§ WORK TO DO: Scan the records and identify every line in which the string "Pictures" occurs, then return those lines.

□ □ □ □ □ □ □

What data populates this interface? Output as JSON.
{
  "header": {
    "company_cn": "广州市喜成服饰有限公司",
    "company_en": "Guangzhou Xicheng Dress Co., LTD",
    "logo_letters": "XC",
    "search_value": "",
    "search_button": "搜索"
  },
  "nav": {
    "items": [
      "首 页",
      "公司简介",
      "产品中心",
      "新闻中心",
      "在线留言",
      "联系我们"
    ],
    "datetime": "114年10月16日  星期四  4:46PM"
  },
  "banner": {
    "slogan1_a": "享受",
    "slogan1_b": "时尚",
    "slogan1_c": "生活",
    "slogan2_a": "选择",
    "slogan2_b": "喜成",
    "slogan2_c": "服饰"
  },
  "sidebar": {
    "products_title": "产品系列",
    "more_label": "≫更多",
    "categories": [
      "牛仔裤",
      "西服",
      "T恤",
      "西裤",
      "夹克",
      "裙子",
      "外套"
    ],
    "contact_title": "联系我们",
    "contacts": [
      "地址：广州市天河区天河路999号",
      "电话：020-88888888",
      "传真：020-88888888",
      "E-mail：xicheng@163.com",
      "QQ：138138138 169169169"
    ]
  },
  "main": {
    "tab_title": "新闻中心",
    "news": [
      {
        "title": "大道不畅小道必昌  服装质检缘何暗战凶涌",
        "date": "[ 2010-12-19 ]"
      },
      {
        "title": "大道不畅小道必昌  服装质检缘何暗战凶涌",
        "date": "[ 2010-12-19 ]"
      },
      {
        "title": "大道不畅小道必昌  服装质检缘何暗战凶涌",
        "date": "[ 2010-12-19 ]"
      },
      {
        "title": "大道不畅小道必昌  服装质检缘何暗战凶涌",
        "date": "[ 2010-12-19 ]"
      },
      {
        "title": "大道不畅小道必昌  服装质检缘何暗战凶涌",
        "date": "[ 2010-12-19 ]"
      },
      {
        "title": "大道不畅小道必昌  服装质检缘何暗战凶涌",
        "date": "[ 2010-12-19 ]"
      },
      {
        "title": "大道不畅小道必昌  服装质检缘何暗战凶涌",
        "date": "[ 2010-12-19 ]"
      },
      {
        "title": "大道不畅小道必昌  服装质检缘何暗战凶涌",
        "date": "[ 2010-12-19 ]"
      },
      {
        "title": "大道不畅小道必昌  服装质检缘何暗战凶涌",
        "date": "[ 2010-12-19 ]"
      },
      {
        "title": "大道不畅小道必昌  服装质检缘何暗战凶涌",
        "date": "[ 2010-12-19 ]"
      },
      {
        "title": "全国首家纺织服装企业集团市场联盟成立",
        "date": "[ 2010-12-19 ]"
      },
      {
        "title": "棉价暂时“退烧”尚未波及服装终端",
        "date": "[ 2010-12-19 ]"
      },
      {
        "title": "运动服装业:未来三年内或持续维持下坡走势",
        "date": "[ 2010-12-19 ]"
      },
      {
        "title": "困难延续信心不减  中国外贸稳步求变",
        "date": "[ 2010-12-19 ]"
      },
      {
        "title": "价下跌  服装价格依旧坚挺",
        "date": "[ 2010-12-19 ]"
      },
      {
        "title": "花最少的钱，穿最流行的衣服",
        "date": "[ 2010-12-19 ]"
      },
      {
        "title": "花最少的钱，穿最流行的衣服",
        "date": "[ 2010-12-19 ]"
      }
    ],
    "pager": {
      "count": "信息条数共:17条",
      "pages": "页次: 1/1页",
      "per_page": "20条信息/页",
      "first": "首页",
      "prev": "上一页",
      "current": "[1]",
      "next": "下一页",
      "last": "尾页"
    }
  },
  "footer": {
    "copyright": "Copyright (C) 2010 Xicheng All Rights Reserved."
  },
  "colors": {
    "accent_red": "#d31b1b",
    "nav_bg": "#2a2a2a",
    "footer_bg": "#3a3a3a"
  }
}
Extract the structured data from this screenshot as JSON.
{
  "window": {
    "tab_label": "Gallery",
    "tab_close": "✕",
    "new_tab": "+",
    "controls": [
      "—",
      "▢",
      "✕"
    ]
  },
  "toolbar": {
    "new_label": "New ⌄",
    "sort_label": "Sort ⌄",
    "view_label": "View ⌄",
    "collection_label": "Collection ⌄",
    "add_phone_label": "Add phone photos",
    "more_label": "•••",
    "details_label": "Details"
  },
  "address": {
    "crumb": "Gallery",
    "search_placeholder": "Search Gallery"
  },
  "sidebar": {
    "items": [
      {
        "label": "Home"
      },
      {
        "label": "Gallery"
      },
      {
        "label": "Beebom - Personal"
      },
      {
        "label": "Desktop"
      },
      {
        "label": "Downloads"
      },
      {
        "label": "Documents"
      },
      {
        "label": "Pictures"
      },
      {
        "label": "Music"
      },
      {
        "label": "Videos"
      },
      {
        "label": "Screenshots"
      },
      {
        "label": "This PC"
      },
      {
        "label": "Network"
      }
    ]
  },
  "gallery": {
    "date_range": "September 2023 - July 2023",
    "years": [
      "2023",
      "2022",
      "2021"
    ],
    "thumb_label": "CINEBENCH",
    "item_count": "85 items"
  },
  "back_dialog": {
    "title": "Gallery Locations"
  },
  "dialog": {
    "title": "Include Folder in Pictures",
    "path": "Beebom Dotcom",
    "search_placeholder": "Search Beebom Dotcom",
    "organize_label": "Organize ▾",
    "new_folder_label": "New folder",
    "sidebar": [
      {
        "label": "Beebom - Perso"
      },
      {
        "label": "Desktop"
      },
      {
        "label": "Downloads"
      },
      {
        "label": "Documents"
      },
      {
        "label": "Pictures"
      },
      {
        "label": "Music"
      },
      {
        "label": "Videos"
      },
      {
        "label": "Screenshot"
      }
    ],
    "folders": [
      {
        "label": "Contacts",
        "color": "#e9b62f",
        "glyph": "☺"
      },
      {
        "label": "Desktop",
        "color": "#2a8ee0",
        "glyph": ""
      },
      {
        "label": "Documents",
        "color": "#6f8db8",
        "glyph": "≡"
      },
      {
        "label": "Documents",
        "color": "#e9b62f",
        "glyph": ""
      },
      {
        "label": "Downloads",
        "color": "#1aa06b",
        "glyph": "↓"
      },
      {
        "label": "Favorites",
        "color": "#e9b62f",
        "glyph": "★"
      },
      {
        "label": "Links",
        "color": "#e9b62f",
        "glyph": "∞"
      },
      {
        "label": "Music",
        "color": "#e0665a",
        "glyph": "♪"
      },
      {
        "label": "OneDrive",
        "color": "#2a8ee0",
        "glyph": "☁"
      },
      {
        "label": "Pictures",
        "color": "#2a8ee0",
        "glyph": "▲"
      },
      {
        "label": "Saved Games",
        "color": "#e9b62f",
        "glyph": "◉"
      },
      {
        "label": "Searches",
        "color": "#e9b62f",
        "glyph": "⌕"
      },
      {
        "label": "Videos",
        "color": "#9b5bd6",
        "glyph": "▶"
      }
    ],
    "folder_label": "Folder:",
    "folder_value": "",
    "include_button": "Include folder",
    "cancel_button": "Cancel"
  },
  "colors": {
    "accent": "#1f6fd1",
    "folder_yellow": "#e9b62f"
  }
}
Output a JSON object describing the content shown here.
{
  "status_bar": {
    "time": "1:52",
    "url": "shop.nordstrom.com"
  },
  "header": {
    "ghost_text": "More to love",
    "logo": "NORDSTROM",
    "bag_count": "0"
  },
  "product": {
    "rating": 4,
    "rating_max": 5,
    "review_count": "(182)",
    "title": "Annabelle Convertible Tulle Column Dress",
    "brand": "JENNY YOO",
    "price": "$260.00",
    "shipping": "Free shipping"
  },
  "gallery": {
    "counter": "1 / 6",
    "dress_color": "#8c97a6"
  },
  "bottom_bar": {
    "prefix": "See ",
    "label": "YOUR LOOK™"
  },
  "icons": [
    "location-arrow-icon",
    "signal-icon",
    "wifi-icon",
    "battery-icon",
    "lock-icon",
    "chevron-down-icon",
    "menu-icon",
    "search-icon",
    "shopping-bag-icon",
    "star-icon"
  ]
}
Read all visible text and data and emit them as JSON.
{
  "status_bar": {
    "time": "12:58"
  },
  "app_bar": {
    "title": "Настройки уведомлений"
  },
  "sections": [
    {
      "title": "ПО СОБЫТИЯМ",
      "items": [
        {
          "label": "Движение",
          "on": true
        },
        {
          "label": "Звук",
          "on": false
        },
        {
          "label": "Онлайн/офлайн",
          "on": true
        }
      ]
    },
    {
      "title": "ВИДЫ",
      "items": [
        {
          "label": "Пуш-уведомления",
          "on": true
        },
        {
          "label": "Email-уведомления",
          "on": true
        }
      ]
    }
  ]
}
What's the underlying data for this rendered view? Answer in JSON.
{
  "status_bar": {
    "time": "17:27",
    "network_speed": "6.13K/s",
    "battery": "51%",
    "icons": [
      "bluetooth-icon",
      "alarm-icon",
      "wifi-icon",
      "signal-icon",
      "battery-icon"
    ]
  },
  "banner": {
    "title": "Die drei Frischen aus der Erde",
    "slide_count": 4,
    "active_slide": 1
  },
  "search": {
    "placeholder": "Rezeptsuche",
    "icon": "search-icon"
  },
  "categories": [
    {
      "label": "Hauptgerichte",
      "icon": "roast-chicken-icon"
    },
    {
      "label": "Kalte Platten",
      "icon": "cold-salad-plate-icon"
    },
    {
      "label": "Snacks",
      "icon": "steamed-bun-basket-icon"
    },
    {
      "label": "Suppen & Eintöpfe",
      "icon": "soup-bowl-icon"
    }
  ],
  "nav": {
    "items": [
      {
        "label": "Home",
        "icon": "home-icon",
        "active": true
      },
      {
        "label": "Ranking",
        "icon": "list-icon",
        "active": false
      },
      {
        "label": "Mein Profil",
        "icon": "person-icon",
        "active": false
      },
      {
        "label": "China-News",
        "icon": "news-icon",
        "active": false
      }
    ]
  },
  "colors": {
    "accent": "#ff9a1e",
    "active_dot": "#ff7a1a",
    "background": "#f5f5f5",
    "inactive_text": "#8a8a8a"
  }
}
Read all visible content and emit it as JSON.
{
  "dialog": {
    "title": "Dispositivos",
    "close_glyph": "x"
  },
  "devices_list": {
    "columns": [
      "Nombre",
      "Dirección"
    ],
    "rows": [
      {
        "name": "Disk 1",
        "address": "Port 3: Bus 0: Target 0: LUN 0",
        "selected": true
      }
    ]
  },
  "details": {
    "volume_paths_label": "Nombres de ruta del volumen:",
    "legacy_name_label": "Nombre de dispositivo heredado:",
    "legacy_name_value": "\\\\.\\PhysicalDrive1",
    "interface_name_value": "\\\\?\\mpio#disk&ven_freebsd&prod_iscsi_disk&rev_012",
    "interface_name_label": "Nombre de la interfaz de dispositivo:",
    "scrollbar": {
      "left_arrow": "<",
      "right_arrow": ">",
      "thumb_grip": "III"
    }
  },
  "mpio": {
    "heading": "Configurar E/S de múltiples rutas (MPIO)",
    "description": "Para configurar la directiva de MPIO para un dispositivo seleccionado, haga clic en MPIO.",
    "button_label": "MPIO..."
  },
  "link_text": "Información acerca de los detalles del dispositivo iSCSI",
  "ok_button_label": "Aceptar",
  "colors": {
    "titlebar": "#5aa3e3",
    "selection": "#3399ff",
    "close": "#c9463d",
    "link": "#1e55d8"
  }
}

□ □ □ □ □ □ □

§ EXERCISE SOLUTION:
        "label": "Pictures"
    "title": "Include Folder in Pictures",
        "label": "Pictures"
        "label": "Pictures",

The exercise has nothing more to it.